INSTRUCTION: Render the material again word for word, skipping the pictures in it.
■ ■ ■ ■ ■ ■ ■
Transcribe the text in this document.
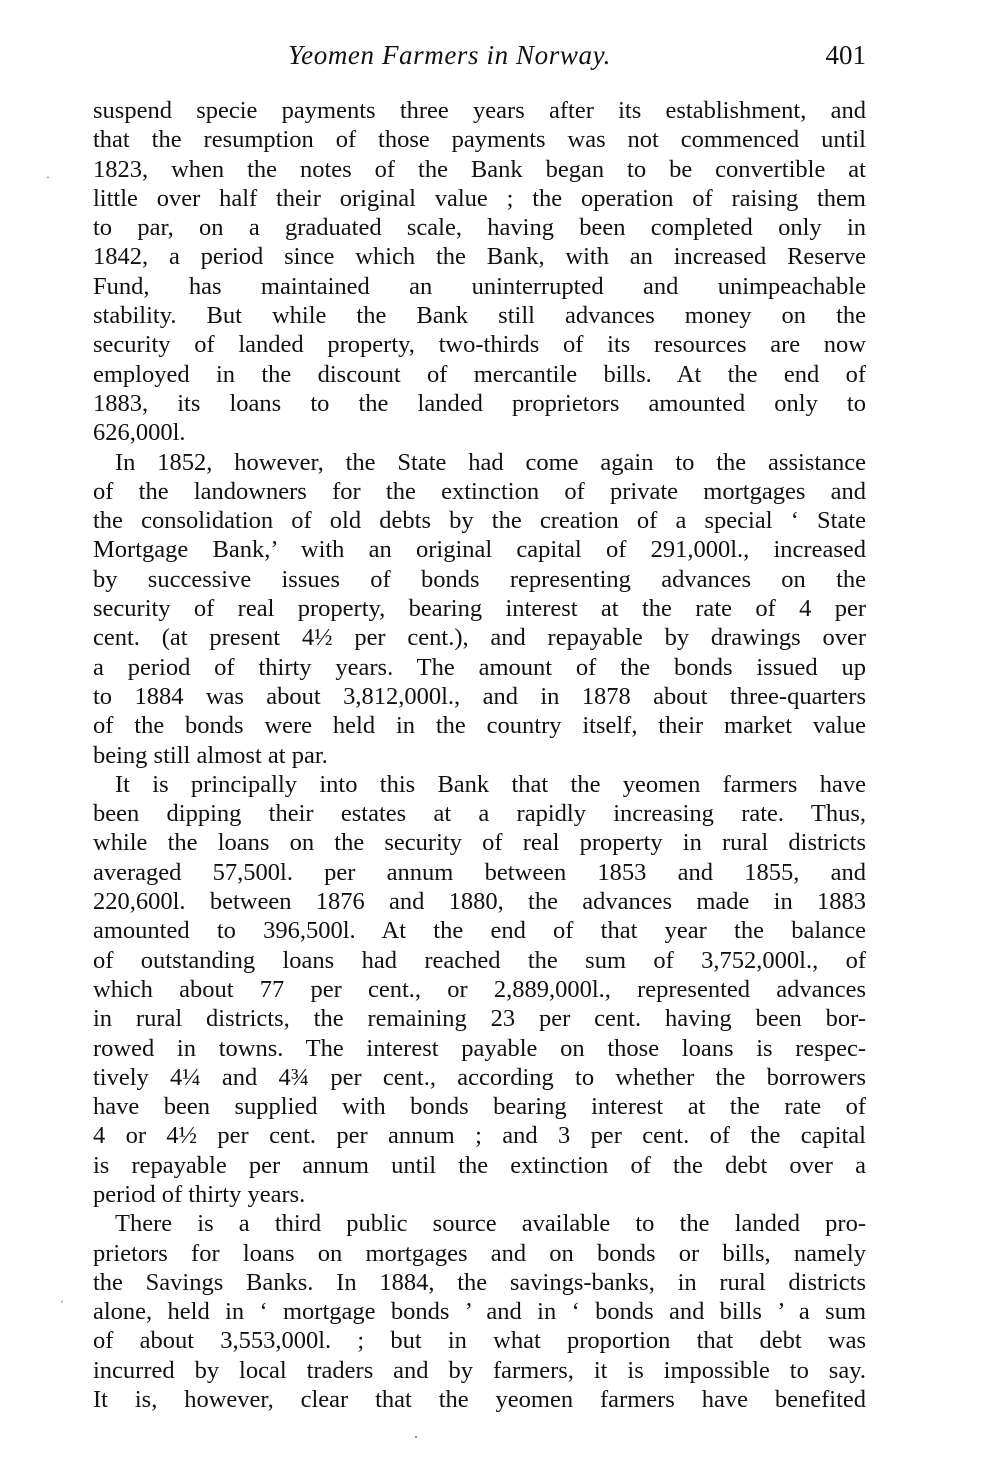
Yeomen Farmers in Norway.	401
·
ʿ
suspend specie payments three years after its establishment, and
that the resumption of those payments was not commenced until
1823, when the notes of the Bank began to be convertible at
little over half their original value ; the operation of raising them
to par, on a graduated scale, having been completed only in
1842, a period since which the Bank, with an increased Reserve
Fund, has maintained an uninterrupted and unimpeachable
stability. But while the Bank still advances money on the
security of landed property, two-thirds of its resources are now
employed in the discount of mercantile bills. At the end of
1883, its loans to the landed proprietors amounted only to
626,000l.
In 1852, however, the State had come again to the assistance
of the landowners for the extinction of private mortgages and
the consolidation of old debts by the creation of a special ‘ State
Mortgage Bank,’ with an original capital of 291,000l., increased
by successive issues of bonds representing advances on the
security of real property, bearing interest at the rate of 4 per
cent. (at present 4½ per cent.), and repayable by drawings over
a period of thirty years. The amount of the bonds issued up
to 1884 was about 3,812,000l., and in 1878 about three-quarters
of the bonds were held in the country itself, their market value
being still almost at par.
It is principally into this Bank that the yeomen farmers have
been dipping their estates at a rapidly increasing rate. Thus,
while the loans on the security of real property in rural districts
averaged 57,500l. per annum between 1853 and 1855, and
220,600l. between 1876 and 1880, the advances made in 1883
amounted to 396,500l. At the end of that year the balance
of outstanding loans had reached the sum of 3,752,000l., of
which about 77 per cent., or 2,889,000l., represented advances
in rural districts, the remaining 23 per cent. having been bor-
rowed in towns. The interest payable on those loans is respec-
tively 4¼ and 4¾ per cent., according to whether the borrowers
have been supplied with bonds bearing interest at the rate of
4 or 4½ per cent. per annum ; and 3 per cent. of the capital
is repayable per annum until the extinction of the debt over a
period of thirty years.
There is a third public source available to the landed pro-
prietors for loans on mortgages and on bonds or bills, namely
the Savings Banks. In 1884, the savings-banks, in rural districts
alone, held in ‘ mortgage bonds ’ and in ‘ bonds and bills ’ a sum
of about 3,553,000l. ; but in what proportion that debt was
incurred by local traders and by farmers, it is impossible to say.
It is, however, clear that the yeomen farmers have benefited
■ ■ ■ ■ ■ ■ ■
EXERCISE RESULT:
Transcribe the text in this document.
Yeomen Farmers in Norway.	401
·
ʿ
suspend specie payments three years after its establishment, and
that the resumption of those payments was not commenced until
1823, when the notes of the Bank began to be convertible at
little over half their original value ; the operation of raising them
to par, on a graduated scale, having been completed only in
1842, a period since which the Bank, with an increased Reserve
Fund, has maintained an uninterrupted and unimpeachable
stability. But while the Bank still advances money on the
security of landed property, two-thirds of its resources are now
employed in the discount of mercantile bills. At the end of
1883, its loans to the landed proprietors amounted only to
626,000l.
In 1852, however, the State had come again to the assistance
of the landowners for the extinction of private mortgages and
the consolidation of old debts by the creation of a special ‘ State
Mortgage Bank,’ with an original capital of 291,000l., increased
by successive issues of bonds representing advances on the
security of real property, bearing interest at the rate of 4 per
cent. (at present 4½ per cent.), and repayable by drawings over
a period of thirty years. The amount of the bonds issued up
to 1884 was about 3,812,000l., and in 1878 about three-quarters
of the bonds were held in the country itself, their market value
being still almost at par.
It is principally into this Bank that the yeomen farmers have
been dipping their estates at a rapidly increasing rate. Thus,
while the loans on the security of real property in rural districts
averaged 57,500l. per annum between 1853 and 1855, and
220,600l. between 1876 and 1880, the advances made in 1883
amounted to 396,500l. At the end of that year the balance
of outstanding loans had reached the sum of 3,752,000l., of
which about 77 per cent., or 2,889,000l., represented advances
in rural districts, the remaining 23 per cent. having been bor-
rowed in towns. The interest payable on those loans is respec-
tively 4¼ and 4¾ per cent., according to whether the borrowers
have been supplied with bonds bearing interest at the rate of
4 or 4½ per cent. per annum ; and 3 per cent. of the capital
is repayable per annum until the extinction of the debt over a
period of thirty years.
There is a third public source available to the landed pro-
prietors for loans on mortgages and on bonds or bills, namely
the Savings Banks. In 1884, the savings-banks, in rural districts
alone, held in ‘ mortgage bonds ’ and in ‘ bonds and bills ’ a sum
of about 3,553,000l. ; but in what proportion that debt was
incurred by local traders and by farmers, it is impossible to say.
It is, however, clear that the yeomen farmers have benefited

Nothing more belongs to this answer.